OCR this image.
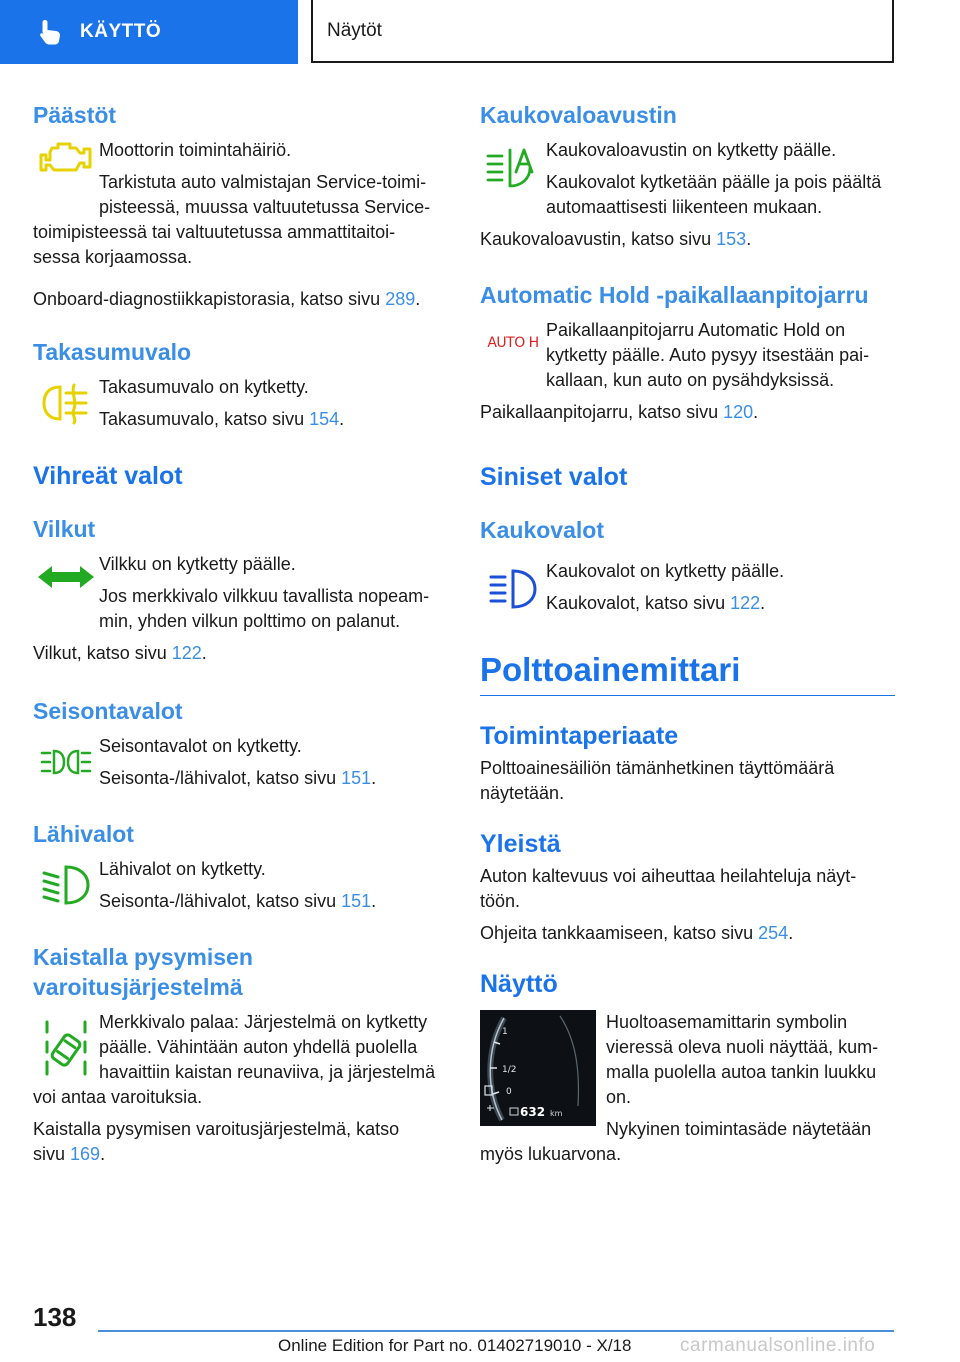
KÄYTTÖ	Näytöt
Päästöt

Moottorin toimintahäiriö.

Tarkistuta auto valmistajan Service-toimi-

pisteessä, muussa valtuutetussa Service-

toimipisteessä tai valtuutetussa ammattitaitoi-

sessa korjaamossa.

Onboard-diagnostiikkapistorasia, katso sivu 289.

Takasumuvalo

Takasumuvalo on kytketty.

Takasumuvalo, katso sivu 154.

Vihreät valot
Vilkut

Vilkku on kytketty päälle.

Jos merkkivalo vilkkuu tavallista nopeam-

min, yhden vilkun polttimo on palanut.

Vilkut, katso sivu 122.

Seisontavalot

Seisontavalot on kytketty.

Seisonta-/lähivalot, katso sivu 151.

Lähivalot

Lähivalot on kytketty.

Seisonta-/lähivalot, katso sivu 151.

Kaistalla pysymisen
varoitusjärjestelmä

Merkkivalo palaa: Järjestelmä on kytketty

päälle. Vähintään auton yhdellä puolella

havaittiin kaistan reunaviiva, ja järjestelmä

voi antaa varoituksia.

Kaistalla pysymisen varoitusjärjestelmä, katso

sivu 169.

Kaukovaloavustin

Kaukovaloavustin on kytketty päälle.

Kaukovalot kytketään päälle ja pois päältä

automaattisesti liikenteen mukaan.

Kaukovaloavustin, katso sivu 153.

Automatic Hold -paikallaanpitojarru
AUTO H

Paikallaanpitojarru Automatic Hold on

kytketty päälle. Auto pysyy itsestään pai-

kallaan, kun auto on pysähdyksissä.

Paikallaanpitojarru, katso sivu 120.

Siniset valot
Kaukovalot

Kaukovalot on kytketty päälle.

Kaukovalot, katso sivu 122.

Polttoainemittari
Toimintaperiaate

Polttoainesäiliön tämänhetkinen täyttömäärä

näytetään.

Yleistä

Auton kaltevuus voi aiheuttaa heilahteluja näyt-

töön.

Ohjeita tankkaamiseen, katso sivu 254.

Näyttö
1
1/2
0
632 km

Huoltoasemamittarin symbolin

vieressä oleva nuoli näyttää, kum-

malla puolella autoa tankin luukku

on.

Nykyinen toimintasäde näytetään

myös lukuarvona.

138
Online Edition for Part no. 01402719010 - X/18	carmanualsonline.info
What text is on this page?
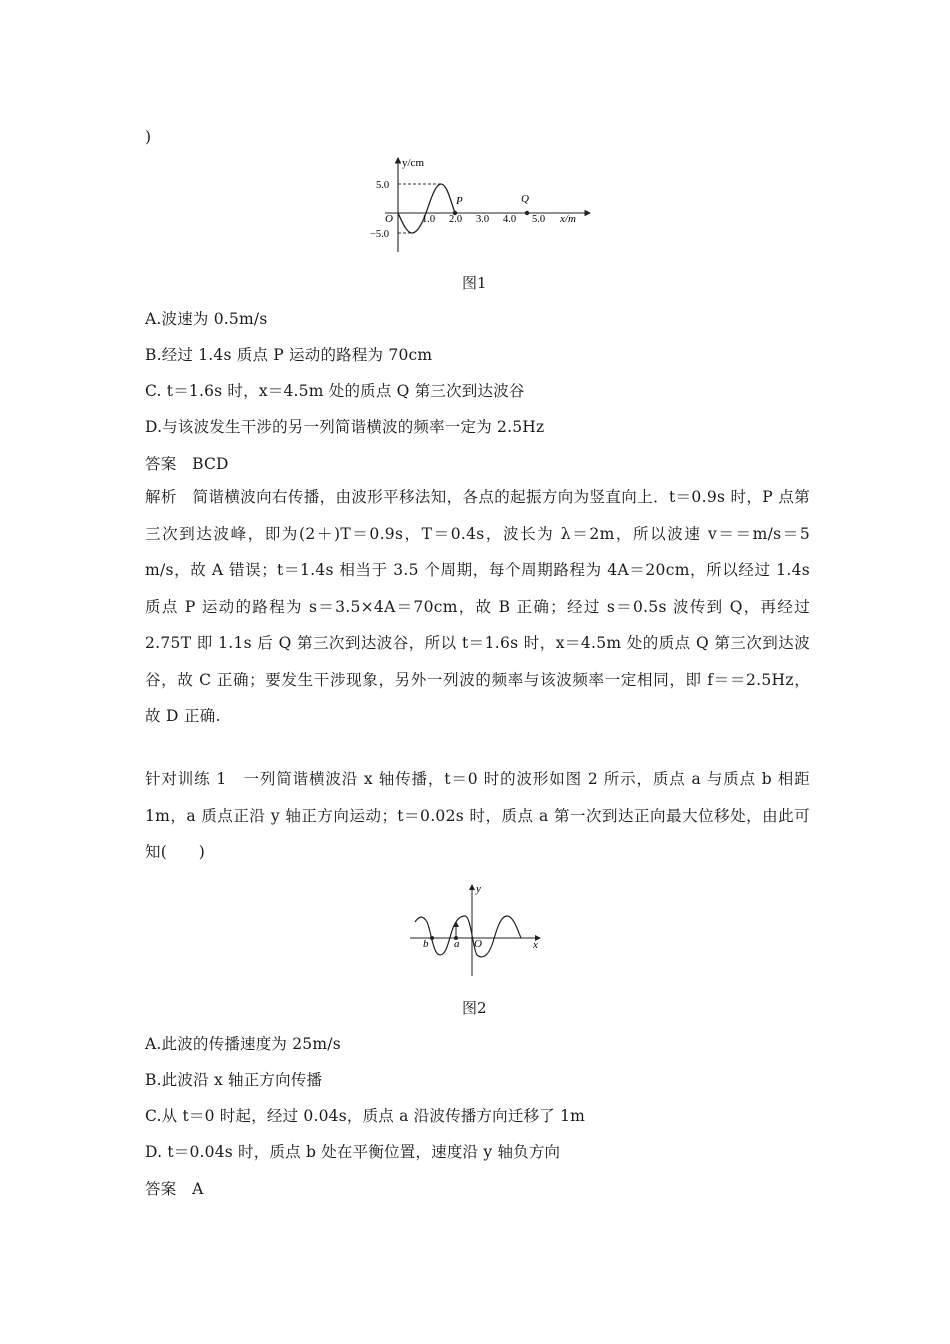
)
y/cm
x/m
O
5.0
−5.0
1.0 2.0 3.0 4.0 5.0
P	Q
图1
A.波速为 0.5m/s
B.经过 1.4s 质点 P 运动的路程为 70cm
C. t＝1.6s 时，x＝4.5m 处的质点 Q 第三次到达波谷
D.与该波发生干涉的另一列简谐横波的频率一定为 2.5Hz
答案　BCD
解析　简谐横波向右传播，由波形平移法知，各点的起振方向为竖直向上．t＝0.9s 时，P 点第三次到达波峰，即为(2＋)T＝0.9s，T＝0.4s，波长为 λ＝2m，所以波速 v＝＝m/s＝5 m/s，故 A 错误；t＝1.4s 相当于 3.5 个周期，每个周期路程为 4A＝20cm，所以经过 1.4s 质点 P 运动的路程为 s＝3.5×4A＝70cm，故 B 正确；经过 s＝0.5s 波传到 Q，再经过 2.75T 即 1.1s 后 Q 第三次到达波谷，所以 t＝1.6s 时，x＝4.5m 处的质点 Q 第三次到达波谷，故 C 正确；要发生干涉现象，另外一列波的频率与该波频率一定相同，即 f＝＝2.5Hz，故 D 正确.
针对训练 1　一列简谐横波沿 x 轴传播，t＝0 时的波形如图 2 所示，质点 a 与质点 b 相距 1m，a 质点正沿 y 轴正方向运动；t＝0.02s 时，质点 a 第一次到达正向最大位移处，由此可知(　　)
y
x
O
a
b
图2
A.此波的传播速度为 25m/s
B.此波沿 x 轴正方向传播
C.从 t＝0 时起，经过 0.04s，质点 a 沿波传播方向迁移了 1m
D. t＝0.04s 时，质点 b 处在平衡位置，速度沿 y 轴负方向
答案　A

==*==

■ What to produce:
Ignore the images and quote every line of the listing exactly.

■ Exercise solution:
OCR this image.
KÄYTTÖ	Näytöt
Päästöt

Moottorin toimintahäiriö.

Tarkistuta auto valmistajan Service-toimi-

pisteessä, muussa valtuutetussa Service-

toimipisteessä tai valtuutetussa ammattitaitoi-

sessa korjaamossa.

Onboard-diagnostiikkapistorasia, katso sivu 289.

Takasumuvalo

Takasumuvalo on kytketty.

Takasumuvalo, katso sivu 154.

Vihreät valot
Vilkut

Vilkku on kytketty päälle.

Jos merkkivalo vilkkuu tavallista nopeam-

min, yhden vilkun polttimo on palanut.

Vilkut, katso sivu 122.

Seisontavalot

Seisontavalot on kytketty.

Seisonta-/lähivalot, katso sivu 151.

Lähivalot

Lähivalot on kytketty.

Seisonta-/lähivalot, katso sivu 151.

Kaistalla pysymisen
varoitusjärjestelmä

Merkkivalo palaa: Järjestelmä on kytketty

päälle. Vähintään auton yhdellä puolella

havaittiin kaistan reunaviiva, ja järjestelmä

voi antaa varoituksia.

Kaistalla pysymisen varoitusjärjestelmä, katso

sivu 169.

Kaukovaloavustin

Kaukovaloavustin on kytketty päälle.

Kaukovalot kytketään päälle ja pois päältä

automaattisesti liikenteen mukaan.

Kaukovaloavustin, katso sivu 153.

Automatic Hold -paikallaanpitojarru
AUTO H

Paikallaanpitojarru Automatic Hold on

kytketty päälle. Auto pysyy itsestään pai-

kallaan, kun auto on pysähdyksissä.

Paikallaanpitojarru, katso sivu 120.

Siniset valot
Kaukovalot

Kaukovalot on kytketty päälle.

Kaukovalot, katso sivu 122.

Polttoainemittari
Toimintaperiaate

Polttoainesäiliön tämänhetkinen täyttömäärä

näytetään.

Yleistä

Auton kaltevuus voi aiheuttaa heilahteluja näyt-

töön.

Ohjeita tankkaamiseen, katso sivu 254.

Näyttö
1
1/2
0
632 km

Huoltoasemamittarin symbolin

vieressä oleva nuoli näyttää, kum-

malla puolella autoa tankin luukku

on.

Nykyinen toimintasäde näytetään

myös lukuarvona.

138
Online Edition for Part no. 01402719010 - X/18	carmanualsonline.info
What text is on this page?
)
y/cm
x/m
O
5.0
−5.0
1.0 2.0 3.0 4.0 5.0
P	Q
图1
A.波速为 0.5m/s
B.经过 1.4s 质点 P 运动的路程为 70cm
C. t＝1.6s 时，x＝4.5m 处的质点 Q 第三次到达波谷
D.与该波发生干涉的另一列简谐横波的频率一定为 2.5Hz
答案　BCD
解析　简谐横波向右传播，由波形平移法知，各点的起振方向为竖直向上．t＝0.9s 时，P 点第三次到达波峰，即为(2＋)T＝0.9s，T＝0.4s，波长为 λ＝2m，所以波速 v＝＝m/s＝5 m/s，故 A 错误；t＝1.4s 相当于 3.5 个周期，每个周期路程为 4A＝20cm，所以经过 1.4s 质点 P 运动的路程为 s＝3.5×4A＝70cm，故 B 正确；经过 s＝0.5s 波传到 Q，再经过 2.75T 即 1.1s 后 Q 第三次到达波谷，所以 t＝1.6s 时，x＝4.5m 处的质点 Q 第三次到达波谷，故 C 正确；要发生干涉现象，另外一列波的频率与该波频率一定相同，即 f＝＝2.5Hz，故 D 正确.
针对训练 1　一列简谐横波沿 x 轴传播，t＝0 时的波形如图 2 所示，质点 a 与质点 b 相距 1m，a 质点正沿 y 轴正方向运动；t＝0.02s 时，质点 a 第一次到达正向最大位移处，由此可知(　　)
y
x
O
a
b
图2
A.此波的传播速度为 25m/s
B.此波沿 x 轴正方向传播
C.从 t＝0 时起，经过 0.04s，质点 a 沿波传播方向迁移了 1m
D. t＝0.04s 时，质点 b 处在平衡位置，速度沿 y 轴负方向
答案　A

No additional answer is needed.